• Given records:
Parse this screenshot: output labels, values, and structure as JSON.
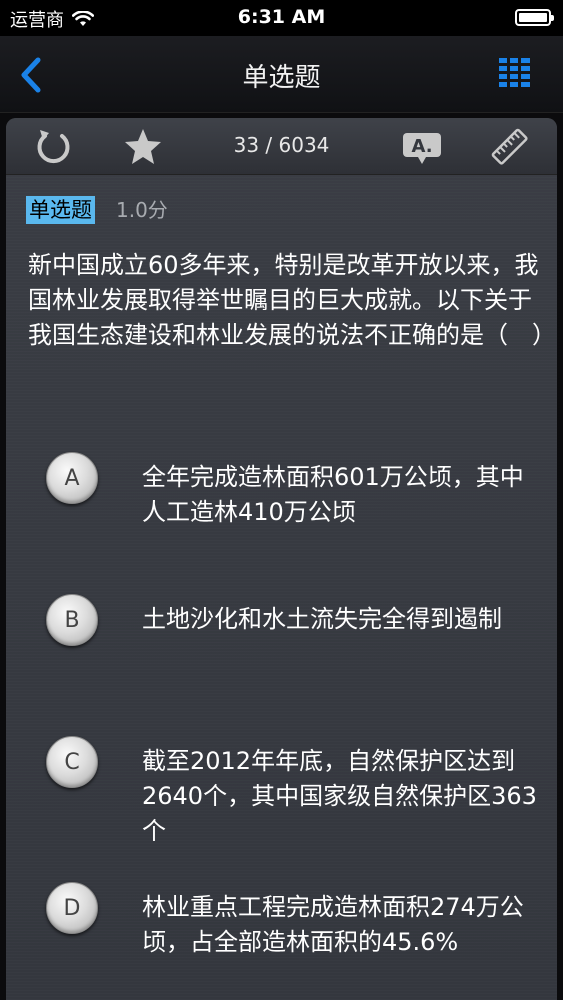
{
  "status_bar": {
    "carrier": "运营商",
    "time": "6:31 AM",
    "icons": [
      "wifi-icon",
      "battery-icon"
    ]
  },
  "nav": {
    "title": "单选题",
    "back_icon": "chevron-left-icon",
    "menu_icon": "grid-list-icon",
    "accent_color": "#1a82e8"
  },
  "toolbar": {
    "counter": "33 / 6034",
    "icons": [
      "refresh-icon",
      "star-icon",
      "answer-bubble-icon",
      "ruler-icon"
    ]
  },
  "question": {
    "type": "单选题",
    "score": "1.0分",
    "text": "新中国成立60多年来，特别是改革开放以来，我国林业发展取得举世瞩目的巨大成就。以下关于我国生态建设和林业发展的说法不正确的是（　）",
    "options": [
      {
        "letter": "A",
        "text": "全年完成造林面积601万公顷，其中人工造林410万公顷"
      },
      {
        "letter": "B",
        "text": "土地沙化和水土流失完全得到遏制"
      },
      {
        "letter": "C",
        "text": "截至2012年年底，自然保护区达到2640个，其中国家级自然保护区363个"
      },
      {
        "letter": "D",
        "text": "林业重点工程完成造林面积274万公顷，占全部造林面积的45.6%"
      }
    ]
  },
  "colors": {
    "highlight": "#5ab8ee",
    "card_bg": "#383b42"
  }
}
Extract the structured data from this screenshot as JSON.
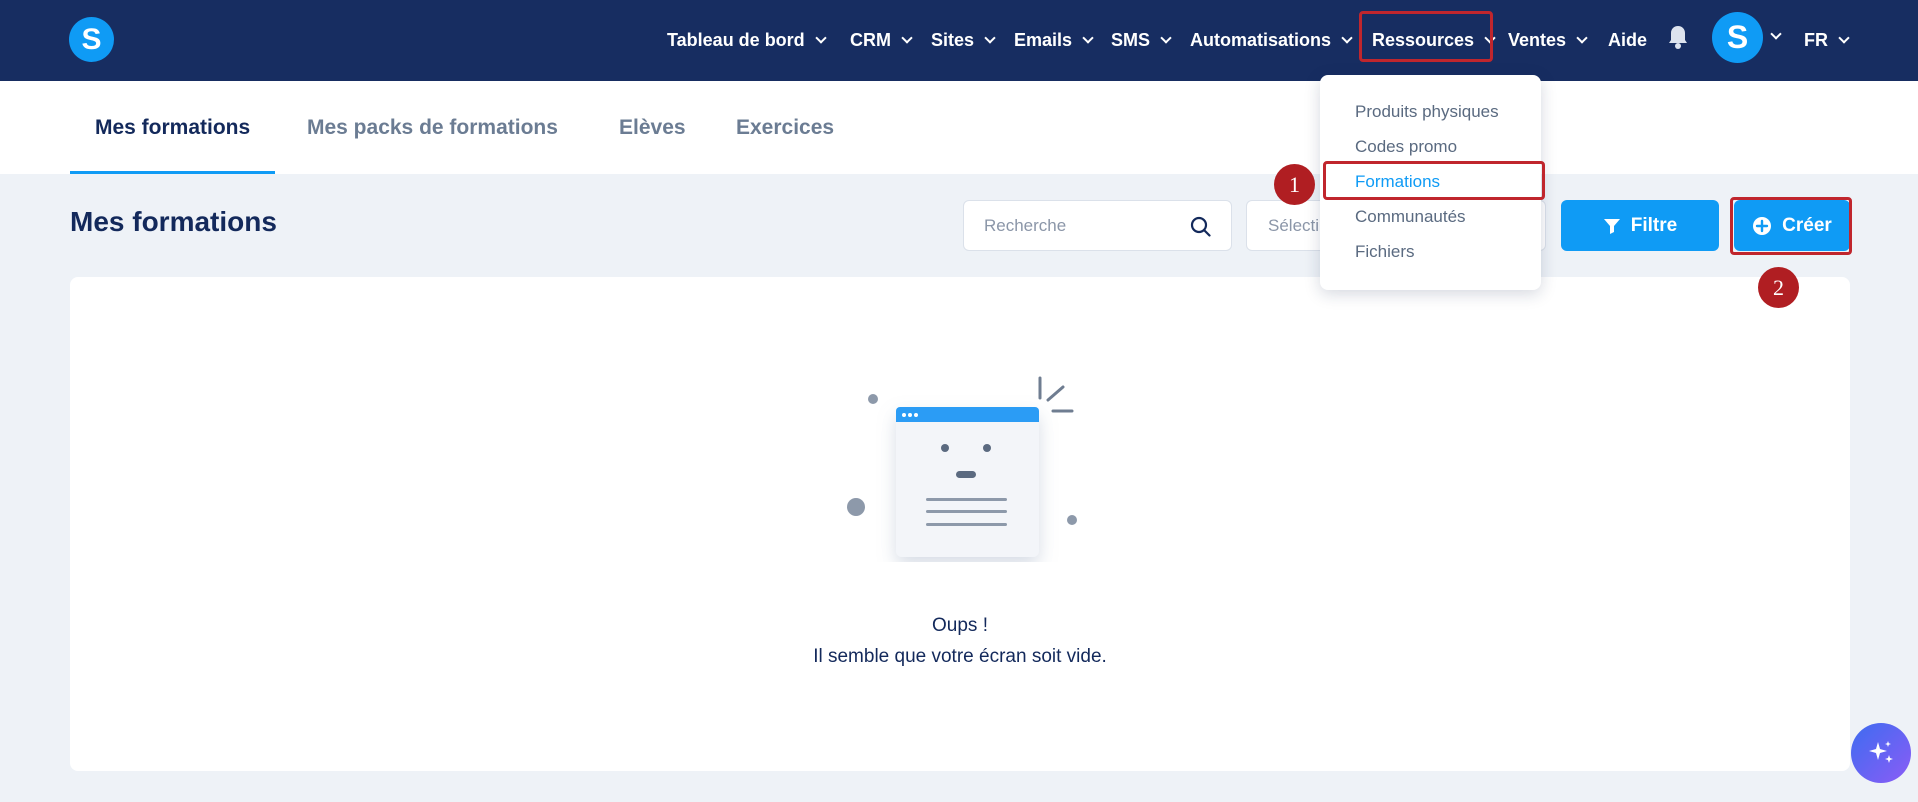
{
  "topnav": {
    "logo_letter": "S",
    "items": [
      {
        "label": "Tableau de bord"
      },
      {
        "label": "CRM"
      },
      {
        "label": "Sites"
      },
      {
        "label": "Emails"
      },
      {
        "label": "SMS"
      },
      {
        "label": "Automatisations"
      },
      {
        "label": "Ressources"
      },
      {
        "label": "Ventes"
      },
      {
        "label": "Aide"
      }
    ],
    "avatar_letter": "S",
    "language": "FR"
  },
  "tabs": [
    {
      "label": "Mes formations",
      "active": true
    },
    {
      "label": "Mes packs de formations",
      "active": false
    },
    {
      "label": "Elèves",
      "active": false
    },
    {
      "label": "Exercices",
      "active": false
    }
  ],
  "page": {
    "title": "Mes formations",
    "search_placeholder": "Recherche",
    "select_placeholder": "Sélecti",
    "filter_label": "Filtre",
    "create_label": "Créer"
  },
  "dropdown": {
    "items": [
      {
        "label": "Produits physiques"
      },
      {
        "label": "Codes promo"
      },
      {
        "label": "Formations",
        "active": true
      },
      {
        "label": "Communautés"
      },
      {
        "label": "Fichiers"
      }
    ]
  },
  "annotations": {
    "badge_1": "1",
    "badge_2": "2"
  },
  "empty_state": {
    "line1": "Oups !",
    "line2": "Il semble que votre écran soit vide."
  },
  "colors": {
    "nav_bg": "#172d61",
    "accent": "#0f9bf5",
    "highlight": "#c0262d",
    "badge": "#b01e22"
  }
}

• Exercise directions: Reproduce the listing above from the line that contains "Extract the structured" through its final line, exactly and with nothing added. Omit the images.

• Exercise output:
Extract the structured data from this screenshot as JSON.
{
  "topnav": {
    "logo_letter": "S",
    "items": [
      {
        "label": "Tableau de bord"
      },
      {
        "label": "CRM"
      },
      {
        "label": "Sites"
      },
      {
        "label": "Emails"
      },
      {
        "label": "SMS"
      },
      {
        "label": "Automatisations"
      },
      {
        "label": "Ressources"
      },
      {
        "label": "Ventes"
      },
      {
        "label": "Aide"
      }
    ],
    "avatar_letter": "S",
    "language": "FR"
  },
  "tabs": [
    {
      "label": "Mes formations",
      "active": true
    },
    {
      "label": "Mes packs de formations",
      "active": false
    },
    {
      "label": "Elèves",
      "active": false
    },
    {
      "label": "Exercices",
      "active": false
    }
  ],
  "page": {
    "title": "Mes formations",
    "search_placeholder": "Recherche",
    "select_placeholder": "Sélecti",
    "filter_label": "Filtre",
    "create_label": "Créer"
  },
  "dropdown": {
    "items": [
      {
        "label": "Produits physiques"
      },
      {
        "label": "Codes promo"
      },
      {
        "label": "Formations",
        "active": true
      },
      {
        "label": "Communautés"
      },
      {
        "label": "Fichiers"
      }
    ]
  },
  "annotations": {
    "badge_1": "1",
    "badge_2": "2"
  },
  "empty_state": {
    "line1": "Oups !",
    "line2": "Il semble que votre écran soit vide."
  },
  "colors": {
    "nav_bg": "#172d61",
    "accent": "#0f9bf5",
    "highlight": "#c0262d",
    "badge": "#b01e22"
  }
}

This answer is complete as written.